Work to complete:
From the listing, collect all lines containing the word "Current".
• • •
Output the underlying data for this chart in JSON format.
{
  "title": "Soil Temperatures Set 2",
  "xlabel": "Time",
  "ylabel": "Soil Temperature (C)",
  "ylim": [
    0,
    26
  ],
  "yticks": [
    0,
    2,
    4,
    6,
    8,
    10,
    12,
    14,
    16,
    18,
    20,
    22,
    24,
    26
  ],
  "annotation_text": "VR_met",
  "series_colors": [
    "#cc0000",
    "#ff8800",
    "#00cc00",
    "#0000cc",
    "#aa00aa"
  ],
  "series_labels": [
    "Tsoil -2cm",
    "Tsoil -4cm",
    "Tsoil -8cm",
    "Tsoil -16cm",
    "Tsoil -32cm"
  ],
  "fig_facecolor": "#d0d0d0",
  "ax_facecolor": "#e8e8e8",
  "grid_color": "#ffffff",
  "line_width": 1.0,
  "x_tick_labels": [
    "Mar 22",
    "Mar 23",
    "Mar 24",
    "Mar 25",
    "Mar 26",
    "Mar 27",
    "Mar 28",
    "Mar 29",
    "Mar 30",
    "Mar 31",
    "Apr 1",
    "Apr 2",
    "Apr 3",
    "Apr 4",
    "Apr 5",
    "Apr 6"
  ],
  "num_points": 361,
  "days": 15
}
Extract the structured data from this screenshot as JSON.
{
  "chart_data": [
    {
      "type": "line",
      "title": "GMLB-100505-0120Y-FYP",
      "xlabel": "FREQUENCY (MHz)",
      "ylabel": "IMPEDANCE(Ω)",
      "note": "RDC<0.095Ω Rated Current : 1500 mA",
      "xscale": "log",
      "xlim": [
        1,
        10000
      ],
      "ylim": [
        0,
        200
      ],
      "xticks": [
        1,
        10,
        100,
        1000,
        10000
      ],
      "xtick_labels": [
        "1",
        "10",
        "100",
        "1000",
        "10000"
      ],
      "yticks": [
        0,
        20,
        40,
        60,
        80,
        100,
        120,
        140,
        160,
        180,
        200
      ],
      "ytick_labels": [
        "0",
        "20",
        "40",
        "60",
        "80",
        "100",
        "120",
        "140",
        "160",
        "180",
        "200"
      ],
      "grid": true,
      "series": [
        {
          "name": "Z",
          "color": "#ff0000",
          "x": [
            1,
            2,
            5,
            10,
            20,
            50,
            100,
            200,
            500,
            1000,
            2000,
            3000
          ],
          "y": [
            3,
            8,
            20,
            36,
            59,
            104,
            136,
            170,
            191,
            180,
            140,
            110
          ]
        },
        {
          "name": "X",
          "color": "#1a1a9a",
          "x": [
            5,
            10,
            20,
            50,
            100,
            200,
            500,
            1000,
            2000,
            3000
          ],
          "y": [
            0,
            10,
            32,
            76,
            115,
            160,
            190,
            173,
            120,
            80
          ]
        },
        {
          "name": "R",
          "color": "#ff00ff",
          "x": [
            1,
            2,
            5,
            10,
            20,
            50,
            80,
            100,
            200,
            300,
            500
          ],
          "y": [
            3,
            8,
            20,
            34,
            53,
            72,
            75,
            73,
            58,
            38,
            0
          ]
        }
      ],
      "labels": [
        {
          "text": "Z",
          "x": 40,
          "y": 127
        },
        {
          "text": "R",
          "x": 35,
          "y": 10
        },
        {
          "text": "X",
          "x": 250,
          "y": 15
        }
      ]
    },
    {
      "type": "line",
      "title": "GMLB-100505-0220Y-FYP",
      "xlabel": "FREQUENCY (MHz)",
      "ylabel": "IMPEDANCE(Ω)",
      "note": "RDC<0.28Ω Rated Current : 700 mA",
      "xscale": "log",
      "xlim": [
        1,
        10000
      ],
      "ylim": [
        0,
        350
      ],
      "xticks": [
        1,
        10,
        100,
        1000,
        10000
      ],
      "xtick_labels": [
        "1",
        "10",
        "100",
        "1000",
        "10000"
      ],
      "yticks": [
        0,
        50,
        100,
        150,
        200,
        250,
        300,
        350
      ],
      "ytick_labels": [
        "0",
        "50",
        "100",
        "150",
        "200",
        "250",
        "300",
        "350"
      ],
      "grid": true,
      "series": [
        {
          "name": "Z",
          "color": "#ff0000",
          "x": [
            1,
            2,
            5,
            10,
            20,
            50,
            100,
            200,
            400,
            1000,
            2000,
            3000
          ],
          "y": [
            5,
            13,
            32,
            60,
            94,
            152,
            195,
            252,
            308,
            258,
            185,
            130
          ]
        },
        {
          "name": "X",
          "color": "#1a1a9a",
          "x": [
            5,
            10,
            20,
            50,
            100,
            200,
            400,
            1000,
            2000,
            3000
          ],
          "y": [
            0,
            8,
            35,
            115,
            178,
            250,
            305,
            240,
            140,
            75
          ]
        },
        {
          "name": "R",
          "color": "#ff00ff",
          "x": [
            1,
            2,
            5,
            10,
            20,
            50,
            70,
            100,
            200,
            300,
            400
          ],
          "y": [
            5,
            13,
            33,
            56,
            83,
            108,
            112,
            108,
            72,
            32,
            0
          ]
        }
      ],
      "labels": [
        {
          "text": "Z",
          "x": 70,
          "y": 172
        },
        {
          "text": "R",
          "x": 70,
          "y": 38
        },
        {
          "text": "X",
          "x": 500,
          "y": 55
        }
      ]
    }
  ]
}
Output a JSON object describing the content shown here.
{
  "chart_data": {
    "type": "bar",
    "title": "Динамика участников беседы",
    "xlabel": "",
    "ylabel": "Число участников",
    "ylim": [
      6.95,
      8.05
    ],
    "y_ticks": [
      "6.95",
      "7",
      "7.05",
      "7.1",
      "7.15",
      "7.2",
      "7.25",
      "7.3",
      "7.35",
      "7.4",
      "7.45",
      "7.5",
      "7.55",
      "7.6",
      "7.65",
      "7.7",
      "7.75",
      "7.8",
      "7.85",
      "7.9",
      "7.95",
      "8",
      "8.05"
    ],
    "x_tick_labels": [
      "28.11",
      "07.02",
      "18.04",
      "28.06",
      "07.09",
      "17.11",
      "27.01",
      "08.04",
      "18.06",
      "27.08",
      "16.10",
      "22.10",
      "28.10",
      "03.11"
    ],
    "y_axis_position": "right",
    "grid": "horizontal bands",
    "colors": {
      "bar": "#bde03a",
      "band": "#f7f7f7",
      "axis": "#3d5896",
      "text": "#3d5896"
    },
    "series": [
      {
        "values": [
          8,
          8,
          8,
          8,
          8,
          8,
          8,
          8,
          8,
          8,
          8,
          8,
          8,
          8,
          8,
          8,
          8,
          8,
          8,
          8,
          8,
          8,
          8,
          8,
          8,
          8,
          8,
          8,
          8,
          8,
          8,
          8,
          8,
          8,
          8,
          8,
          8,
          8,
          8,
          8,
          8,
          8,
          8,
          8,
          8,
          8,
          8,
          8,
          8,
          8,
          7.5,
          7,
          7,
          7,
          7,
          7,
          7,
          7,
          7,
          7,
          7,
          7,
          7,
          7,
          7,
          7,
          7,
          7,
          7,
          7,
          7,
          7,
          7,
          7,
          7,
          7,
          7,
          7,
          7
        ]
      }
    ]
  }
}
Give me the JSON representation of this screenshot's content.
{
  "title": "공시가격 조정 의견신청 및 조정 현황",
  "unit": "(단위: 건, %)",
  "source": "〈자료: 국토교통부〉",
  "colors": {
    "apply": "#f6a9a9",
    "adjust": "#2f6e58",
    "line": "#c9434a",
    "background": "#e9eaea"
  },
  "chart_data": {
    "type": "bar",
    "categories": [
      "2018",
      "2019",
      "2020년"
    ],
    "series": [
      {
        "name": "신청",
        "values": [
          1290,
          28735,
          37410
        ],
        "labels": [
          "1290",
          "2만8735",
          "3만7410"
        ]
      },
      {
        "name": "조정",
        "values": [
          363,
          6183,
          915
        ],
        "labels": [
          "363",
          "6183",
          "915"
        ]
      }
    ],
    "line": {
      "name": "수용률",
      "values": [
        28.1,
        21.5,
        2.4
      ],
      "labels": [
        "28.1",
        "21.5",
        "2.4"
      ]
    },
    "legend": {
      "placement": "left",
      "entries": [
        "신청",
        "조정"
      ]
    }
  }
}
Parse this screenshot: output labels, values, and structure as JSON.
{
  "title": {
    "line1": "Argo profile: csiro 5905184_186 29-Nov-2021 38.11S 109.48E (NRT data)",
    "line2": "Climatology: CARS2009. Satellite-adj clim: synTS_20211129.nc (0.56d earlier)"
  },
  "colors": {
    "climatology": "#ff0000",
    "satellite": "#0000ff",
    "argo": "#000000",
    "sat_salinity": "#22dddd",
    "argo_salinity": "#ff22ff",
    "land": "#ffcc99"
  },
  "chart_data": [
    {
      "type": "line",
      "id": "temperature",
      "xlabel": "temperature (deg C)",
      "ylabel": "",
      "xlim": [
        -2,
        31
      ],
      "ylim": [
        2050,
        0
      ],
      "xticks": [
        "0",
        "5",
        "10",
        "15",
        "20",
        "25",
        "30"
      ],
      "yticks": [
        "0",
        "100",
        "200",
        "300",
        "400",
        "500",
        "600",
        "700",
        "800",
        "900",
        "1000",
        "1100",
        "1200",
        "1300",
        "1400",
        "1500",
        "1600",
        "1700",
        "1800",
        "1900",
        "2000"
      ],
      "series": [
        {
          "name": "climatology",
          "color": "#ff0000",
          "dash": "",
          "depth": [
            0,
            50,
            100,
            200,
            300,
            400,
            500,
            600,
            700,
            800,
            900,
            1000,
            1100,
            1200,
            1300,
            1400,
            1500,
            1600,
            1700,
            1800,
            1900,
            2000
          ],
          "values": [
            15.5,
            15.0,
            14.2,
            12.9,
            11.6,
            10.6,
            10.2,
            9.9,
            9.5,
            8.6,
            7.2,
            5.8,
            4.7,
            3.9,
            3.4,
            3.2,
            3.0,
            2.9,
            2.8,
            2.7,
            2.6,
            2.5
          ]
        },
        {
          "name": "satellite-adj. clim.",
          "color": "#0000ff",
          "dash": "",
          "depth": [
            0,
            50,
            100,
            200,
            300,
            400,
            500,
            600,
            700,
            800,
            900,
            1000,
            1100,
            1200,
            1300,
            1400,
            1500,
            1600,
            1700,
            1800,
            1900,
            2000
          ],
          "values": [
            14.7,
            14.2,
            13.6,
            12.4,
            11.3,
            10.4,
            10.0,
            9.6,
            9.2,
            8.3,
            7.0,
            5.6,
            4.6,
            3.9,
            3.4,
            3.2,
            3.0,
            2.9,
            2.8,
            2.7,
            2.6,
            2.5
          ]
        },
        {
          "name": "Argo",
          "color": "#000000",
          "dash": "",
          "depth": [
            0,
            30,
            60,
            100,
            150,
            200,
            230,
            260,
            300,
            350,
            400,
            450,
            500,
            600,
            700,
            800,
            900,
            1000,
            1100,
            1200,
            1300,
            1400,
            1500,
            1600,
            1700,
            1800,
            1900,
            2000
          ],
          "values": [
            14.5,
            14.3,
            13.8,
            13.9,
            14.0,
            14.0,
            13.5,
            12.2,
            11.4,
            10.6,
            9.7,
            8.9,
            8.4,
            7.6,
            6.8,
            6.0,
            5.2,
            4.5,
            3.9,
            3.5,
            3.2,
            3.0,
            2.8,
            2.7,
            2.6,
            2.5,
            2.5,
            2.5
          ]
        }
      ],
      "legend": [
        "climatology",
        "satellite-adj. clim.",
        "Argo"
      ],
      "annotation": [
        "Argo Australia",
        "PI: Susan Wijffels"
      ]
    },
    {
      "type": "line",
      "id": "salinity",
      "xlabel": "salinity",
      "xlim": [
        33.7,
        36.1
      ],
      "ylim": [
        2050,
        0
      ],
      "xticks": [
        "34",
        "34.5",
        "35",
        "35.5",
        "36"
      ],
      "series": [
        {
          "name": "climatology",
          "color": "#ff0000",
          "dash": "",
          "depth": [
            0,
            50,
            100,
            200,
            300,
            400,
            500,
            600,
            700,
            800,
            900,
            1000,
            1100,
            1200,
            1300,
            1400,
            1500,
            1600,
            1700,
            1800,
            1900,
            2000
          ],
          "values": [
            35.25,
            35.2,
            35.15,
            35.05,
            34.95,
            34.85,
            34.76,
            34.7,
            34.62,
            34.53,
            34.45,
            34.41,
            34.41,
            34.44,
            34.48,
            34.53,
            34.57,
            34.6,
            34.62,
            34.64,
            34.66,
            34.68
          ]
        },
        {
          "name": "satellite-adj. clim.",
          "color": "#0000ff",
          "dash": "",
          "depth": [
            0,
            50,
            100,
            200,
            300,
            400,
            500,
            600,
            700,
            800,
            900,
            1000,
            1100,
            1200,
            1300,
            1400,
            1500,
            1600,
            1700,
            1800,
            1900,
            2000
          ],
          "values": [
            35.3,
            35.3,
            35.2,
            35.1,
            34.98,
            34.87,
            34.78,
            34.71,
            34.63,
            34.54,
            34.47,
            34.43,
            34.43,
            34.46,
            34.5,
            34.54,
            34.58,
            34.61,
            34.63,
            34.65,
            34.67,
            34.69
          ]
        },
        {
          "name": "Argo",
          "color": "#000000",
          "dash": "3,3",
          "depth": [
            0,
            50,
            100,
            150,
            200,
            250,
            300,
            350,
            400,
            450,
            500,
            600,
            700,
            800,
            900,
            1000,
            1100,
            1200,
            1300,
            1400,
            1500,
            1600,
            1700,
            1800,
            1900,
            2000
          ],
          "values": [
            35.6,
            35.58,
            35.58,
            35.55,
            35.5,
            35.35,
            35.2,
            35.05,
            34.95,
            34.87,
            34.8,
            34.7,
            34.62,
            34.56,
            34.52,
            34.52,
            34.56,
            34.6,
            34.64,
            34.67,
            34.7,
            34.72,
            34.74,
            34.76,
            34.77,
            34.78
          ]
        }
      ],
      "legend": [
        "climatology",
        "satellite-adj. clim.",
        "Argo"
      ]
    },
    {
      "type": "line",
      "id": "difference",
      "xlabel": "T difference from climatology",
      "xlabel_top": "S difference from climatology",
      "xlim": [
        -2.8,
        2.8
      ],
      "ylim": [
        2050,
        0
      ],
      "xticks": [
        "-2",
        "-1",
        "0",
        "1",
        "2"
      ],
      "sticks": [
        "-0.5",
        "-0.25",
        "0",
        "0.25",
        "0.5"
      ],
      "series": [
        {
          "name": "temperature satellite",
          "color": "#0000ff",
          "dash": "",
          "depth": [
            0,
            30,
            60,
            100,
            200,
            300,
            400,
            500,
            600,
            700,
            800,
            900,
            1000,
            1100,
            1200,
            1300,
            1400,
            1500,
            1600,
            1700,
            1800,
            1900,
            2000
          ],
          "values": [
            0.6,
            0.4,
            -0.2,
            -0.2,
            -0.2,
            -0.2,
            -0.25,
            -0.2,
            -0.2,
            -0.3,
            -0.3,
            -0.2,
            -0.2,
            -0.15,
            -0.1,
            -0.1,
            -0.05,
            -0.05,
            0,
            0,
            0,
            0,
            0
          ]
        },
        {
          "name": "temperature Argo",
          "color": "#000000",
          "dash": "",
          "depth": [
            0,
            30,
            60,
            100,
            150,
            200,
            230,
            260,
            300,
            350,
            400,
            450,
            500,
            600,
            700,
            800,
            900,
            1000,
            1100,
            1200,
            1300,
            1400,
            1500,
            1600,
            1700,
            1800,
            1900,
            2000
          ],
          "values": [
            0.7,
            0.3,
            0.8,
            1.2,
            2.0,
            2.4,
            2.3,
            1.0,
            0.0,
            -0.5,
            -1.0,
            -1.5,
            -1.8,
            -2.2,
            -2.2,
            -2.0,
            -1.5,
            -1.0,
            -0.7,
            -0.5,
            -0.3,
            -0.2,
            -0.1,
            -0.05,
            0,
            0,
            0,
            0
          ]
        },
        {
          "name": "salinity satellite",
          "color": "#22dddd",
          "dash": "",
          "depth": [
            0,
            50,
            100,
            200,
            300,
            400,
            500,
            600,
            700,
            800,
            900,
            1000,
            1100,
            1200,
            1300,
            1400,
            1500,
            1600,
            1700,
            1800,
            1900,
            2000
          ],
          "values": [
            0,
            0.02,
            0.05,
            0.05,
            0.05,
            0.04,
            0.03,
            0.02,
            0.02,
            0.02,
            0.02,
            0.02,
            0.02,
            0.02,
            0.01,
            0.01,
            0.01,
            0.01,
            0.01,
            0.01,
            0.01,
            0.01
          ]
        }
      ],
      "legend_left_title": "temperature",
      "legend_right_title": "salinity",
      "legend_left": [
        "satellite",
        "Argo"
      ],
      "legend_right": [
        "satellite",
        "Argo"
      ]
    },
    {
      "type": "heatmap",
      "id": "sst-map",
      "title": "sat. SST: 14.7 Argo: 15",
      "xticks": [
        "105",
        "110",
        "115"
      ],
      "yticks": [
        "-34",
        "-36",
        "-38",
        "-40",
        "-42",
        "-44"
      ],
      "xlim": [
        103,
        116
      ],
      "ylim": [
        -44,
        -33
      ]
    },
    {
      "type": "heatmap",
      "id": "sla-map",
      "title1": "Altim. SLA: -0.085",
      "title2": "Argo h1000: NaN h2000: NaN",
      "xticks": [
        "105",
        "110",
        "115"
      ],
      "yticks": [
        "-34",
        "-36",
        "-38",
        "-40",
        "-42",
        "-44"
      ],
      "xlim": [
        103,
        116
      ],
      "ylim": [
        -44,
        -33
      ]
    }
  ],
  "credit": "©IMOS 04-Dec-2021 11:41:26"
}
• • •
Expected output:
      "note": "RDC<0.095Ω Rated Current : 1500 mA",
      "note": "RDC<0.28Ω Rated Current : 700 mA",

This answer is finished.